(begin)

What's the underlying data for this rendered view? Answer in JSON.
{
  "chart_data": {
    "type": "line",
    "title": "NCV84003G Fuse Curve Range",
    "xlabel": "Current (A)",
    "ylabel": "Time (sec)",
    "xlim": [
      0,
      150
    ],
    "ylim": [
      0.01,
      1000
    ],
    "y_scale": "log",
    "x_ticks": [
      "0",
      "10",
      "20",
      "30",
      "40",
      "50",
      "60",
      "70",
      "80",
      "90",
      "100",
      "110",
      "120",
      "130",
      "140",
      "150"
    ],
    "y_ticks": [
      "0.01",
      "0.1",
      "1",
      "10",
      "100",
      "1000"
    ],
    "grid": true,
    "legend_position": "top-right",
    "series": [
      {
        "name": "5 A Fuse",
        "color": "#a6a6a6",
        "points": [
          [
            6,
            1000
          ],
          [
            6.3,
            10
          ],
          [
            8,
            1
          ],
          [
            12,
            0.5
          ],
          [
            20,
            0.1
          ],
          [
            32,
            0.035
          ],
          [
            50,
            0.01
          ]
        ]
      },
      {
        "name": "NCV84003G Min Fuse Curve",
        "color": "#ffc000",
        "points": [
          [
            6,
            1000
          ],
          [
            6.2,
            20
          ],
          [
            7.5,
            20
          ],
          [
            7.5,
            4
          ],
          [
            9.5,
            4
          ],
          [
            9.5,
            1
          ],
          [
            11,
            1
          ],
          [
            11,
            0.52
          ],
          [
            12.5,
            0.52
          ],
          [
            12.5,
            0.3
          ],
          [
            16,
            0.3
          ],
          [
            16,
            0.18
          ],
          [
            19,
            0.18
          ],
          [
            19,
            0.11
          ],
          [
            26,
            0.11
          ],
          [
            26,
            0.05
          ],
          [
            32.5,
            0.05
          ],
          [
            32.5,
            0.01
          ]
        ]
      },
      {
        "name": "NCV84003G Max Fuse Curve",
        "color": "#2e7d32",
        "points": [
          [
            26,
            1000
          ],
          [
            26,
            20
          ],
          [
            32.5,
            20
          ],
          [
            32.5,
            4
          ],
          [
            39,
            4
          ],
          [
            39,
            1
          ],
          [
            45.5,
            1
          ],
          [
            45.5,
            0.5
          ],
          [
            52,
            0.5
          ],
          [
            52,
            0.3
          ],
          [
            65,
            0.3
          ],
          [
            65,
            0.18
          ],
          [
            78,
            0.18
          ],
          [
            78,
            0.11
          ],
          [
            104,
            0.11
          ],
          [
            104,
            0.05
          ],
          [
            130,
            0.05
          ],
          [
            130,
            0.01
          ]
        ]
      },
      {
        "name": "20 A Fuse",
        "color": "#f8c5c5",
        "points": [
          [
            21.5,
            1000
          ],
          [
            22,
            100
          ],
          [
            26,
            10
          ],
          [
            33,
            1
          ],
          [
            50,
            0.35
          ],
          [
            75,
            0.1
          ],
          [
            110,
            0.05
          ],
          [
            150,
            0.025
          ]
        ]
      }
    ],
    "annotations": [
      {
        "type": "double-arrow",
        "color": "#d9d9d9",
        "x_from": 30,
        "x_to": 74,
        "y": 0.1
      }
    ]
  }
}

(end)

▶ [Exercise instructions] Repeat every line of the material exactly as given.

▶ [Output for this exercise]
What's the underlying data for this rendered view? Answer in JSON.
{
  "chart_data": {
    "type": "line",
    "title": "NCV84003G Fuse Curve Range",
    "xlabel": "Current (A)",
    "ylabel": "Time (sec)",
    "xlim": [
      0,
      150
    ],
    "ylim": [
      0.01,
      1000
    ],
    "y_scale": "log",
    "x_ticks": [
      "0",
      "10",
      "20",
      "30",
      "40",
      "50",
      "60",
      "70",
      "80",
      "90",
      "100",
      "110",
      "120",
      "130",
      "140",
      "150"
    ],
    "y_ticks": [
      "0.01",
      "0.1",
      "1",
      "10",
      "100",
      "1000"
    ],
    "grid": true,
    "legend_position": "top-right",
    "series": [
      {
        "name": "5 A Fuse",
        "color": "#a6a6a6",
        "points": [
          [
            6,
            1000
          ],
          [
            6.3,
            10
          ],
          [
            8,
            1
          ],
          [
            12,
            0.5
          ],
          [
            20,
            0.1
          ],
          [
            32,
            0.035
          ],
          [
            50,
            0.01
          ]
        ]
      },
      {
        "name": "NCV84003G Min Fuse Curve",
        "color": "#ffc000",
        "points": [
          [
            6,
            1000
          ],
          [
            6.2,
            20
          ],
          [
            7.5,
            20
          ],
          [
            7.5,
            4
          ],
          [
            9.5,
            4
          ],
          [
            9.5,
            1
          ],
          [
            11,
            1
          ],
          [
            11,
            0.52
          ],
          [
            12.5,
            0.52
          ],
          [
            12.5,
            0.3
          ],
          [
            16,
            0.3
          ],
          [
            16,
            0.18
          ],
          [
            19,
            0.18
          ],
          [
            19,
            0.11
          ],
          [
            26,
            0.11
          ],
          [
            26,
            0.05
          ],
          [
            32.5,
            0.05
          ],
          [
            32.5,
            0.01
          ]
        ]
      },
      {
        "name": "NCV84003G Max Fuse Curve",
        "color": "#2e7d32",
        "points": [
          [
            26,
            1000
          ],
          [
            26,
            20
          ],
          [
            32.5,
            20
          ],
          [
            32.5,
            4
          ],
          [
            39,
            4
          ],
          [
            39,
            1
          ],
          [
            45.5,
            1
          ],
          [
            45.5,
            0.5
          ],
          [
            52,
            0.5
          ],
          [
            52,
            0.3
          ],
          [
            65,
            0.3
          ],
          [
            65,
            0.18
          ],
          [
            78,
            0.18
          ],
          [
            78,
            0.11
          ],
          [
            104,
            0.11
          ],
          [
            104,
            0.05
          ],
          [
            130,
            0.05
          ],
          [
            130,
            0.01
          ]
        ]
      },
      {
        "name": "20 A Fuse",
        "color": "#f8c5c5",
        "points": [
          [
            21.5,
            1000
          ],
          [
            22,
            100
          ],
          [
            26,
            10
          ],
          [
            33,
            1
          ],
          [
            50,
            0.35
          ],
          [
            75,
            0.1
          ],
          [
            110,
            0.05
          ],
          [
            150,
            0.025
          ]
        ]
      }
    ],
    "annotations": [
      {
        "type": "double-arrow",
        "color": "#d9d9d9",
        "x_from": 30,
        "x_to": 74,
        "y": 0.1
      }
    ]
  }
}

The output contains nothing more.